[EXERCISE GOAL] Show each line that has the string "have" in it.

[Stored entries]
#####

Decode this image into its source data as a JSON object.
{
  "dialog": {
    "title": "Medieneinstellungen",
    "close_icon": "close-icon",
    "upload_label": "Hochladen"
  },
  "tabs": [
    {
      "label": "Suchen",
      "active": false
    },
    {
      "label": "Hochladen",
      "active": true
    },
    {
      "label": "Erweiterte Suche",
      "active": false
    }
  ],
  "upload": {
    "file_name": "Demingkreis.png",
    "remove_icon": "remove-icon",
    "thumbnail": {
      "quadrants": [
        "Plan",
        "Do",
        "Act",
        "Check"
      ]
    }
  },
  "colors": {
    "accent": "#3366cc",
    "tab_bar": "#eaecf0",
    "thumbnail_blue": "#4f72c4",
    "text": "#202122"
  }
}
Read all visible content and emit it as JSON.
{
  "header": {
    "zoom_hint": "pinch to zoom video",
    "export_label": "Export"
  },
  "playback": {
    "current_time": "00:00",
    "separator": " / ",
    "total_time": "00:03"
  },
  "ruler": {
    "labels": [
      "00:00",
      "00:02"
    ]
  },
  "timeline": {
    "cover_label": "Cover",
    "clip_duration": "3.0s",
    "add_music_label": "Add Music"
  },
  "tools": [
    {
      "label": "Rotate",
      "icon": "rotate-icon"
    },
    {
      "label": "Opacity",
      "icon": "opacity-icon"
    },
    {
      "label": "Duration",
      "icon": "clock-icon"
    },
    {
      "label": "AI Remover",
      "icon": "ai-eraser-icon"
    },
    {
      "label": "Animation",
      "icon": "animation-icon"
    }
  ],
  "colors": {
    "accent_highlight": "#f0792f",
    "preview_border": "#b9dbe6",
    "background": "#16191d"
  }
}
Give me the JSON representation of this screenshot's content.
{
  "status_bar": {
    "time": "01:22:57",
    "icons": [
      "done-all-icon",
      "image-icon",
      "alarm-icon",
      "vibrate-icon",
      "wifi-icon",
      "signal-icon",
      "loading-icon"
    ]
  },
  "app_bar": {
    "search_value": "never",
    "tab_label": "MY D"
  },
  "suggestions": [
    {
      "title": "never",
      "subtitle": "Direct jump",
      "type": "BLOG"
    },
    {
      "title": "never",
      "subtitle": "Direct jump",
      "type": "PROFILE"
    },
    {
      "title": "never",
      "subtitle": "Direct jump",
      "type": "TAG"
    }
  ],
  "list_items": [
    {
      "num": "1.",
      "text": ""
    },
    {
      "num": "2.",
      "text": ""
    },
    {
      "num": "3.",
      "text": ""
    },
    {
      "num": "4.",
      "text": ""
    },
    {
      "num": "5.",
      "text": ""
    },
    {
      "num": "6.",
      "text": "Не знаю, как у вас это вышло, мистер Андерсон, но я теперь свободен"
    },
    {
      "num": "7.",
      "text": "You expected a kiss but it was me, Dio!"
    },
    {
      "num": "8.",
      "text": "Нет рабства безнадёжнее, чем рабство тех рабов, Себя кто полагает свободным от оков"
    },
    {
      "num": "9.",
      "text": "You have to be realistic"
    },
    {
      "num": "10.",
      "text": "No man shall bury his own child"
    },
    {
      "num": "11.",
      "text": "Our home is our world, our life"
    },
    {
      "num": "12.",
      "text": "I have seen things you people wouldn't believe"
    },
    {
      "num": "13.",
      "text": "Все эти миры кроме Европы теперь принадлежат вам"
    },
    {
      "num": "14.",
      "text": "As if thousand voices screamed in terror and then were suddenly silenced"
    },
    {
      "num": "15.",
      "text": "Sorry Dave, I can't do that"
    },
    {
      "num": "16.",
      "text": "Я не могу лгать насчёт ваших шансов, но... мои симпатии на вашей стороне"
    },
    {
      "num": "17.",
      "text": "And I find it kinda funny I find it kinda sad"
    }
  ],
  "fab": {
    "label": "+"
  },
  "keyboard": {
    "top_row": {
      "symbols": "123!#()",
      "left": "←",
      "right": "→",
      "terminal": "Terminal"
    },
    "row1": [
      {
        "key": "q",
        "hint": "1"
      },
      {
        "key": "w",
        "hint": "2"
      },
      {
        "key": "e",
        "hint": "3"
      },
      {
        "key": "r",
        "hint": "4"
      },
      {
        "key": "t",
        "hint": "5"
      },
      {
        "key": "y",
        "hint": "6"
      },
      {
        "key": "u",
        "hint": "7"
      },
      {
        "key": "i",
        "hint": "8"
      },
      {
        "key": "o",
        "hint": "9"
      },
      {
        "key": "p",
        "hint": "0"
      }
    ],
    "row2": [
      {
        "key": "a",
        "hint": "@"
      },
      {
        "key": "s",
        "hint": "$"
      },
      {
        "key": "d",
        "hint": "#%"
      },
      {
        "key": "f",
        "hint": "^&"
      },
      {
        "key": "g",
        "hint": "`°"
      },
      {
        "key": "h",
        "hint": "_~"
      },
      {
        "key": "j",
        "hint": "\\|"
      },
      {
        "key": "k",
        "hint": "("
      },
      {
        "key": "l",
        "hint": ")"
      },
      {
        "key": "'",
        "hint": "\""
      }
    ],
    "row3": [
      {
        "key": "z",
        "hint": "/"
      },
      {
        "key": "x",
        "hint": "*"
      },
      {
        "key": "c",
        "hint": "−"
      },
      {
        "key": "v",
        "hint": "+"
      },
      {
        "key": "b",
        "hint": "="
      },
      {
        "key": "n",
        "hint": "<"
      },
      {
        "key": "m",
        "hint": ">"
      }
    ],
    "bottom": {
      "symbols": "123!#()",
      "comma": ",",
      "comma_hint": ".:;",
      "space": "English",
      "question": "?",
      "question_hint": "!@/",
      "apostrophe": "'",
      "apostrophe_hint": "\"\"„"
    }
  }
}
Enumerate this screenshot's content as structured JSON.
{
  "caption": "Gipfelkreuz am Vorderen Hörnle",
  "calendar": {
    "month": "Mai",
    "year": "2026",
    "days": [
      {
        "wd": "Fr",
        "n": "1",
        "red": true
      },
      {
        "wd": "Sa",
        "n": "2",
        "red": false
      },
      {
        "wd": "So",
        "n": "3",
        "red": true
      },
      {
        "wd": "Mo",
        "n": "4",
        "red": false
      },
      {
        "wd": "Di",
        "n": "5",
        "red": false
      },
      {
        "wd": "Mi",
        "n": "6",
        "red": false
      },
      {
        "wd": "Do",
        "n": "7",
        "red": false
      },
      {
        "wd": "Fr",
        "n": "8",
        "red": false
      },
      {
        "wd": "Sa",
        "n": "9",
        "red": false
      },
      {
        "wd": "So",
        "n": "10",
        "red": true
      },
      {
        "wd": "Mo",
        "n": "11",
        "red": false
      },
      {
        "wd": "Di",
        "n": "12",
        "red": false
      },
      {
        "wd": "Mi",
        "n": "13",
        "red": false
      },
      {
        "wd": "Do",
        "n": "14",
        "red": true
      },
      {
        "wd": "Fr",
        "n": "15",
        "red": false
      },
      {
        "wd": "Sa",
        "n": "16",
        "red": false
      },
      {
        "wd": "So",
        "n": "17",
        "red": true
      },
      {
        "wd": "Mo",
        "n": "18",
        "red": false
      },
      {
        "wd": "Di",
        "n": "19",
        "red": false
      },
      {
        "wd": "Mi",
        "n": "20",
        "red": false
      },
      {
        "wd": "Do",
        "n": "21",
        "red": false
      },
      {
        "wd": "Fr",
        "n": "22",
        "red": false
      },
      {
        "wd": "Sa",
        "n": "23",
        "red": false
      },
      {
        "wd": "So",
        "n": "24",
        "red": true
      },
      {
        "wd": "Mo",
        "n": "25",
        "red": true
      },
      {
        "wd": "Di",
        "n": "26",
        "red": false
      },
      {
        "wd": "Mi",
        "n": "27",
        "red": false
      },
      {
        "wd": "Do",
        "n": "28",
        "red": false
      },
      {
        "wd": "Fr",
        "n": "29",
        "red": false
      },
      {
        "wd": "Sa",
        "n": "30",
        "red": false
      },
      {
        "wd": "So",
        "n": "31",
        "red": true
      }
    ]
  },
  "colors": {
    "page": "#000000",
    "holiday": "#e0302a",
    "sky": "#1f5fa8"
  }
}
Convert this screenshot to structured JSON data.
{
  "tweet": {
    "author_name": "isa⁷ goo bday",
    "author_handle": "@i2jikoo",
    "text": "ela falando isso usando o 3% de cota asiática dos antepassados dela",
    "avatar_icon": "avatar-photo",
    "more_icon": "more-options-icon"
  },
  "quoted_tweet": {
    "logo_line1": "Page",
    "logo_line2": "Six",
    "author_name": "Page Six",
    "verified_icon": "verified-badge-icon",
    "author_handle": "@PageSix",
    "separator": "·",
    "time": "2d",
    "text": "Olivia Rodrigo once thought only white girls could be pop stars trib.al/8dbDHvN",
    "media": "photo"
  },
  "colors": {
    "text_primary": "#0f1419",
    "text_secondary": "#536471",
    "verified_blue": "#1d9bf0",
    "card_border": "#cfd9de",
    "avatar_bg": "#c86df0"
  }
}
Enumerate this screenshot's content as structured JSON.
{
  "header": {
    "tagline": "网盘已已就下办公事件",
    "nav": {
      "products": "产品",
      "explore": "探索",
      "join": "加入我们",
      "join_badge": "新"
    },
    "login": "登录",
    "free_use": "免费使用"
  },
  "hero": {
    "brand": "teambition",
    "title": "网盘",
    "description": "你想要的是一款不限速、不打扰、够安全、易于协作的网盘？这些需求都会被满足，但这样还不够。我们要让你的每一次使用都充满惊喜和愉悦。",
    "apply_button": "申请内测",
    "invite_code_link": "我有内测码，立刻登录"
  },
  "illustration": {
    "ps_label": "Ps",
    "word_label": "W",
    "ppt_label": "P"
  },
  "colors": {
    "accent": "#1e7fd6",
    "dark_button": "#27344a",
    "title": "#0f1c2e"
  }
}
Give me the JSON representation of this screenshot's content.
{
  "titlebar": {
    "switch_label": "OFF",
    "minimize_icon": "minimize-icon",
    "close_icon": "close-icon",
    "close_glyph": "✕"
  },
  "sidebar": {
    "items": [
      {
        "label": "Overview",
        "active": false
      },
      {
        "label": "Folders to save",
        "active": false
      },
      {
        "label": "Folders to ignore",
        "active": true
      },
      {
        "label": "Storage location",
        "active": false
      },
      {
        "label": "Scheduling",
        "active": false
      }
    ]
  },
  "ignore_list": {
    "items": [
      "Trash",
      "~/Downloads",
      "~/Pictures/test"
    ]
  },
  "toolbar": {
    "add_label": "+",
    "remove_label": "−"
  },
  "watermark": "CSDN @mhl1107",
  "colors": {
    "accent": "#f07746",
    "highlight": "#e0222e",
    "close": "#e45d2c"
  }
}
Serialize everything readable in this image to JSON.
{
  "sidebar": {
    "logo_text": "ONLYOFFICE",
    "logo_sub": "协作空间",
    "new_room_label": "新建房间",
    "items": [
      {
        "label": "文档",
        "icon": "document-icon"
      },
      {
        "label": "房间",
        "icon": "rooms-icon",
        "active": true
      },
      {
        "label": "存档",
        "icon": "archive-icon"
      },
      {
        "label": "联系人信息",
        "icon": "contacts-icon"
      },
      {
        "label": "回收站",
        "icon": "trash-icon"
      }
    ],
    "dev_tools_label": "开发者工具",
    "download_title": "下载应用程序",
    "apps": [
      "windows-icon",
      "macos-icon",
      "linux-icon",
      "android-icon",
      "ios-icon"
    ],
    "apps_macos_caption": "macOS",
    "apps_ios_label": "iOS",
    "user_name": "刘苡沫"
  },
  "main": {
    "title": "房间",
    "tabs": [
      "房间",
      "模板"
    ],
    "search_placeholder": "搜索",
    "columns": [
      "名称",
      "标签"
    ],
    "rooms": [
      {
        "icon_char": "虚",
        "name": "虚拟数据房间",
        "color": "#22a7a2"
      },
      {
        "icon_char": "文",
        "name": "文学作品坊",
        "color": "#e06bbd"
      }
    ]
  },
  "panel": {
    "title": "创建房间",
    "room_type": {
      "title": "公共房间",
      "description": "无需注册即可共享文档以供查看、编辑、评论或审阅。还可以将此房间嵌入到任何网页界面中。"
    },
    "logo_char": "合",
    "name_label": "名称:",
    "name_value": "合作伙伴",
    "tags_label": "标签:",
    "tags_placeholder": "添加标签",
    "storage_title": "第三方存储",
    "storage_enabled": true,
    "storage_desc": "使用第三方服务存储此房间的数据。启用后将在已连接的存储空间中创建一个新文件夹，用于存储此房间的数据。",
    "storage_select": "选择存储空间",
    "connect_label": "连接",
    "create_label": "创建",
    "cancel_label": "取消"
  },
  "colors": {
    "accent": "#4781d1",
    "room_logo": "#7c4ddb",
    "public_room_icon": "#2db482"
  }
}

#####

[CORRECT RESPONSE]
      "text": "You have to be realistic"
      "text": "I have seen things you people wouldn't believe"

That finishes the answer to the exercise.